• _GOAL_
Output as a JSON list of strings the data that begins with the line containing "Give bounding boxes" and ends with the line containing "drag-handle-dot [117, 556, 121, 560]", both included. Put each line in its own string and omit blank lines.

• _INPUT ROWS_

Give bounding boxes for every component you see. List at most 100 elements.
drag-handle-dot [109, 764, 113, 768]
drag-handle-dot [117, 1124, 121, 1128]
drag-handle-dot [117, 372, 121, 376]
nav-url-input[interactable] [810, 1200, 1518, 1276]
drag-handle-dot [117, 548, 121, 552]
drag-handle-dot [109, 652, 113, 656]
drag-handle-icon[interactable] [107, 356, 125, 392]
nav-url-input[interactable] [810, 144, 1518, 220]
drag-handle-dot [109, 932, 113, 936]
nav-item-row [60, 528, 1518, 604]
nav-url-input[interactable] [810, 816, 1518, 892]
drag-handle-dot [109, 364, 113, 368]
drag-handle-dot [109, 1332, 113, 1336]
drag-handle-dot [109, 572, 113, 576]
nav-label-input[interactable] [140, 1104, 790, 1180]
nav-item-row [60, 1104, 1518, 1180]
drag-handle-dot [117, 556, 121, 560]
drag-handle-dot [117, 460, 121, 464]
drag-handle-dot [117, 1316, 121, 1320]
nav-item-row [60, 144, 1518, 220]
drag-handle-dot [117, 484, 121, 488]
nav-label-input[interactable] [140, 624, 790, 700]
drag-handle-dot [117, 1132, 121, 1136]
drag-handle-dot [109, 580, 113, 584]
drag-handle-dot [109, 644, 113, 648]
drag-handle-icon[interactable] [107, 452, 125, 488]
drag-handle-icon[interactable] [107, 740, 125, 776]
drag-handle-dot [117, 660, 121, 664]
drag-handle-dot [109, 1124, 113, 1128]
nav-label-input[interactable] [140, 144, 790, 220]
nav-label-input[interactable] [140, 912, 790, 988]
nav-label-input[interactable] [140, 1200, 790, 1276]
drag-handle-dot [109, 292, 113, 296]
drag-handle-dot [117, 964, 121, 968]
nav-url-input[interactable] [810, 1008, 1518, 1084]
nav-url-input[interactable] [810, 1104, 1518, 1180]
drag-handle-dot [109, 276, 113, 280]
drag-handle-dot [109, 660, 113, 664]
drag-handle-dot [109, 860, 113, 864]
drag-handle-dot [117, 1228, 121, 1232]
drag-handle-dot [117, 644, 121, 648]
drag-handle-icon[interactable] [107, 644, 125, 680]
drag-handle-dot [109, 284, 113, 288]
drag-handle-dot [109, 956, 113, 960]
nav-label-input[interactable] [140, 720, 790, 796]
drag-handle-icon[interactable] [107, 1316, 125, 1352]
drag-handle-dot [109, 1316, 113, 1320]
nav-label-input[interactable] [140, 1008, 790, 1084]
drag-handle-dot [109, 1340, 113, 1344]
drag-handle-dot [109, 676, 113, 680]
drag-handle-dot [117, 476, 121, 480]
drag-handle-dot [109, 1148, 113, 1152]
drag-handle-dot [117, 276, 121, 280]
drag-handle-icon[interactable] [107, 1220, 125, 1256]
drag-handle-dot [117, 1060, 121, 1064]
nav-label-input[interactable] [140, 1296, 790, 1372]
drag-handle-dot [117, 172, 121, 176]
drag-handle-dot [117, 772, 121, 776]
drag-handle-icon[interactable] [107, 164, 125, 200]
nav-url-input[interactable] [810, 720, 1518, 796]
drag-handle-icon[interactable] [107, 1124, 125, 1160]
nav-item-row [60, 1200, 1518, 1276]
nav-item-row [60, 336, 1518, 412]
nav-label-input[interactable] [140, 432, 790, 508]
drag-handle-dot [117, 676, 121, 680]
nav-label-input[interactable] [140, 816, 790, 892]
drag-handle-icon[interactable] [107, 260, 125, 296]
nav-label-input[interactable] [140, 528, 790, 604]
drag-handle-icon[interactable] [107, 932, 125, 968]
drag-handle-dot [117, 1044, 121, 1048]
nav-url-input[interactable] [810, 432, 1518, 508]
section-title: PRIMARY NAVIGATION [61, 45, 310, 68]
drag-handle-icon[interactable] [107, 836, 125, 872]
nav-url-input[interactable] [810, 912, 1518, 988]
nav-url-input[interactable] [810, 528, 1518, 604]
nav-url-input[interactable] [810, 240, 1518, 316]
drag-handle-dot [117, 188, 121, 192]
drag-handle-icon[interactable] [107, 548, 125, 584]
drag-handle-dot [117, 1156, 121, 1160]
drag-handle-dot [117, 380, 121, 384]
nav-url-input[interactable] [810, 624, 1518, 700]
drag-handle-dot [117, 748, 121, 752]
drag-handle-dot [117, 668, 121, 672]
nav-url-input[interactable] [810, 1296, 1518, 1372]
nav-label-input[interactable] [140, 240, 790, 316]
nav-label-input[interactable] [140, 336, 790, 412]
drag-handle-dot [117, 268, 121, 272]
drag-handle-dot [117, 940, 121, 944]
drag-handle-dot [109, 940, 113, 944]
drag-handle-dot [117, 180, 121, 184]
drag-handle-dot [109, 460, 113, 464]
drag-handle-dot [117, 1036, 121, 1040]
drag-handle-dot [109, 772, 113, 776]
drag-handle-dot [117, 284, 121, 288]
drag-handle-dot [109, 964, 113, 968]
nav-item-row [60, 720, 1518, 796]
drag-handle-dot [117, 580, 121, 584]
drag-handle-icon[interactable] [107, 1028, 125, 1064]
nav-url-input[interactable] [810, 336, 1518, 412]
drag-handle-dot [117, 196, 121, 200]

--

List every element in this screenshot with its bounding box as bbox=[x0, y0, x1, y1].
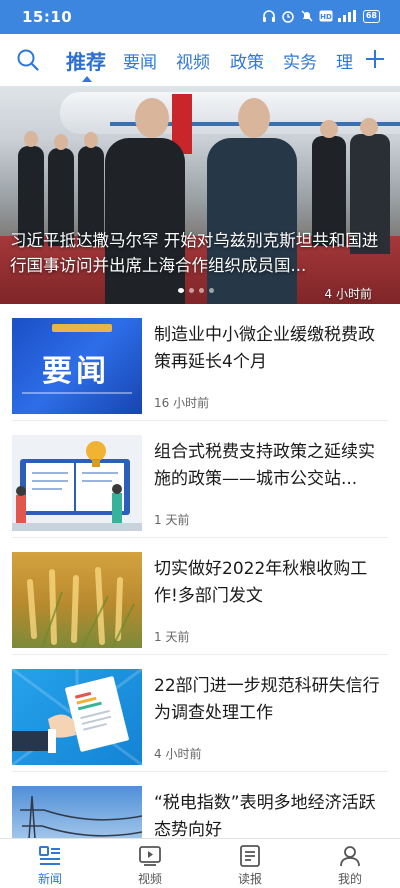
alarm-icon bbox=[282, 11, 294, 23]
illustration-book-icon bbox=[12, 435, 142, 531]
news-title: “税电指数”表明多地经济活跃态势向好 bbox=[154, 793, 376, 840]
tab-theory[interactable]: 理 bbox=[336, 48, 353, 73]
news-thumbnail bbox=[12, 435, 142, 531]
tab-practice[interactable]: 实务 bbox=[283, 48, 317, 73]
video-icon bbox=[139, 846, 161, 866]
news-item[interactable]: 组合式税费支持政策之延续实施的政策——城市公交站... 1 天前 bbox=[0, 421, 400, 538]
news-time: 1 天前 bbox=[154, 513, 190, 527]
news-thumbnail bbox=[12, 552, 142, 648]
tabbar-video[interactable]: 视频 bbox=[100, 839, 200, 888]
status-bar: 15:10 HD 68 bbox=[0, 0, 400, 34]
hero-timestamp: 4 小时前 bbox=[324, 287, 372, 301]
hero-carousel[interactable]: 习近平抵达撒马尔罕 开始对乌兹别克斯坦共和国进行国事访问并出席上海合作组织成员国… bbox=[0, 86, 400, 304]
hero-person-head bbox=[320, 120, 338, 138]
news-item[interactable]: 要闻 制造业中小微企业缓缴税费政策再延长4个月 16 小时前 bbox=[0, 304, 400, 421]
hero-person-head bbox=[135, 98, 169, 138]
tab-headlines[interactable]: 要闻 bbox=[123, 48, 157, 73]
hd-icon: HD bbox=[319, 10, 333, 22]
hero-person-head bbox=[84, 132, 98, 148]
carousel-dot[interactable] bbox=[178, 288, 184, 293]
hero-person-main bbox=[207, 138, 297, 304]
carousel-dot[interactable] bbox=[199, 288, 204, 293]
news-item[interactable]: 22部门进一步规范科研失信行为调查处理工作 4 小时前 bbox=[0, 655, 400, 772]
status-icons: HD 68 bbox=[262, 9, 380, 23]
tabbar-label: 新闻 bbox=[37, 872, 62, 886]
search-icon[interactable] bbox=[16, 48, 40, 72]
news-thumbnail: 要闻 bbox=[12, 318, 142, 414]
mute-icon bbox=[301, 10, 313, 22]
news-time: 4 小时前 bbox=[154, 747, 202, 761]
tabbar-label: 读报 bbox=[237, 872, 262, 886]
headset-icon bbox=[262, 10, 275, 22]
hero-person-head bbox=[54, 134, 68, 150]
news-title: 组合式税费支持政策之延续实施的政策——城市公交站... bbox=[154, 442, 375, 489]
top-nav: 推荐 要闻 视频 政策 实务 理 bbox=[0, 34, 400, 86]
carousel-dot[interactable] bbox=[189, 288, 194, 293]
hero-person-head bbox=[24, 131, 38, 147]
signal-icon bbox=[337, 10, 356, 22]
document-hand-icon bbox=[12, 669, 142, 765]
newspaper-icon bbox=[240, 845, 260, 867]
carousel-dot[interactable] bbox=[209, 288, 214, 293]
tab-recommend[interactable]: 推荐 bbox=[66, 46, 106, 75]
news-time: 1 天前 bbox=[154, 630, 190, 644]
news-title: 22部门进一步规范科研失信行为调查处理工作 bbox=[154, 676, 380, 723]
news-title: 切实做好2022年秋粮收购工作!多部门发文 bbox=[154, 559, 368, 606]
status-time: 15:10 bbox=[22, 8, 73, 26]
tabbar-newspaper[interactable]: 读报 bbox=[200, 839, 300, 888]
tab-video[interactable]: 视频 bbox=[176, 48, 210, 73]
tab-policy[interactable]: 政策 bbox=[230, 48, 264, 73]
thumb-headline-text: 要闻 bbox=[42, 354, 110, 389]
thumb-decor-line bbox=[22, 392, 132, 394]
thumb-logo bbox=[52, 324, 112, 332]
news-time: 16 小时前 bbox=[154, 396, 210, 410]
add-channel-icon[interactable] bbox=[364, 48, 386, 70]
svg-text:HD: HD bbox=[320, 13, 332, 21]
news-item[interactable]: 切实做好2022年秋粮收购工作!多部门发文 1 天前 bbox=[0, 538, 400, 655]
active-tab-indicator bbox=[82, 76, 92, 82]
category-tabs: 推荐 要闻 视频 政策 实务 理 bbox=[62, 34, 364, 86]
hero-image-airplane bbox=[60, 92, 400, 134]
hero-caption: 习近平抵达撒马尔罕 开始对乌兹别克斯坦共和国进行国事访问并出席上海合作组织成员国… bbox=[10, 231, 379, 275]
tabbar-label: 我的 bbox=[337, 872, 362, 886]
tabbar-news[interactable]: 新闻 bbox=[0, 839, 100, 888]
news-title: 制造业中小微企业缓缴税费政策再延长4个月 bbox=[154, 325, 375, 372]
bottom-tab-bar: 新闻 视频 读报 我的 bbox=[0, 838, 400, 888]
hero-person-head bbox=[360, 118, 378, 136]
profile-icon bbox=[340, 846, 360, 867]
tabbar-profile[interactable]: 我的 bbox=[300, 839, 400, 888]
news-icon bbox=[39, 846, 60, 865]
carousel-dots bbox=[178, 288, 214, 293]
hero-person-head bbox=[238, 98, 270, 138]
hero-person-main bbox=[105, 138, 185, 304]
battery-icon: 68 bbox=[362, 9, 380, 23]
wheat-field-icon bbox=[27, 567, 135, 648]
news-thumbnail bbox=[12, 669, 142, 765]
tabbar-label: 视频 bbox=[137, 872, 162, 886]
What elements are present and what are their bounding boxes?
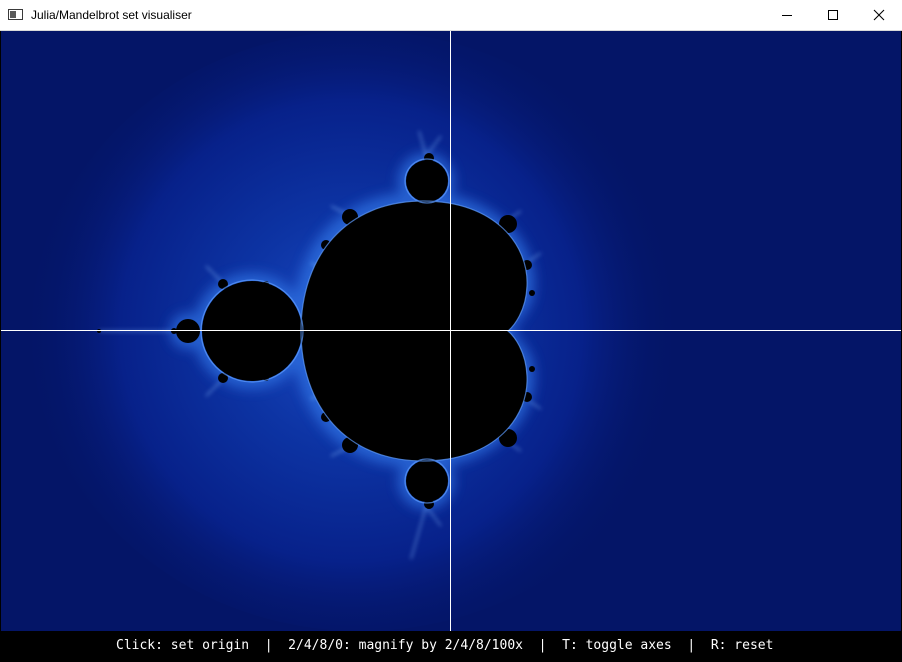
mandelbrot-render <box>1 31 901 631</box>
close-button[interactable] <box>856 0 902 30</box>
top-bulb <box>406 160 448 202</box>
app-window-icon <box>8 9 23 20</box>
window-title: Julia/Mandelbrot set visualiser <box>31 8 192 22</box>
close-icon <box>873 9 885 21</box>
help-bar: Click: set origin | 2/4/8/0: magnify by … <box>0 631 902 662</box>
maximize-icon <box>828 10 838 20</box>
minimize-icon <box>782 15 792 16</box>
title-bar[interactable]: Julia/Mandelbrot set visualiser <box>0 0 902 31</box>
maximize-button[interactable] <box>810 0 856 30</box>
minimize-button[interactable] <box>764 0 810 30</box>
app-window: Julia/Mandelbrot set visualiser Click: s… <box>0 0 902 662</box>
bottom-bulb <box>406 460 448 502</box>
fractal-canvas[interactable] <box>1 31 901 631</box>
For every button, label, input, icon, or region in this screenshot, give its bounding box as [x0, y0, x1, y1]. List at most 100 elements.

• _COMPLETE RESPONSE_
[
  "Give bounding boxes for every component you see. List at most 100 elements.",
  "drag-handle-dot [109, 764, 113, 768]",
  "drag-handle-dot [117, 1124, 121, 1128]",
  "drag-handle-dot [117, 372, 121, 376]",
  "nav-url-input[interactable] [810, 1200, 1518, 1276]",
  "drag-handle-dot [117, 548, 121, 552]",
  "drag-handle-dot [109, 652, 113, 656]",
  "drag-handle-icon[interactable] [107, 356, 125, 392]",
  "nav-url-input[interactable] [810, 144, 1518, 220]",
  "drag-handle-dot [109, 932, 113, 936]",
  "nav-item-row [60, 528, 1518, 604]",
  "nav-url-input[interactable] [810, 816, 1518, 892]",
  "drag-handle-dot [109, 364, 113, 368]",
  "drag-handle-dot [109, 1332, 113, 1336]",
  "drag-handle-dot [109, 572, 113, 576]",
  "nav-label-input[interactable] [140, 1104, 790, 1180]",
  "nav-item-row [60, 1104, 1518, 1180]",
  "drag-handle-dot [117, 556, 121, 560]"
]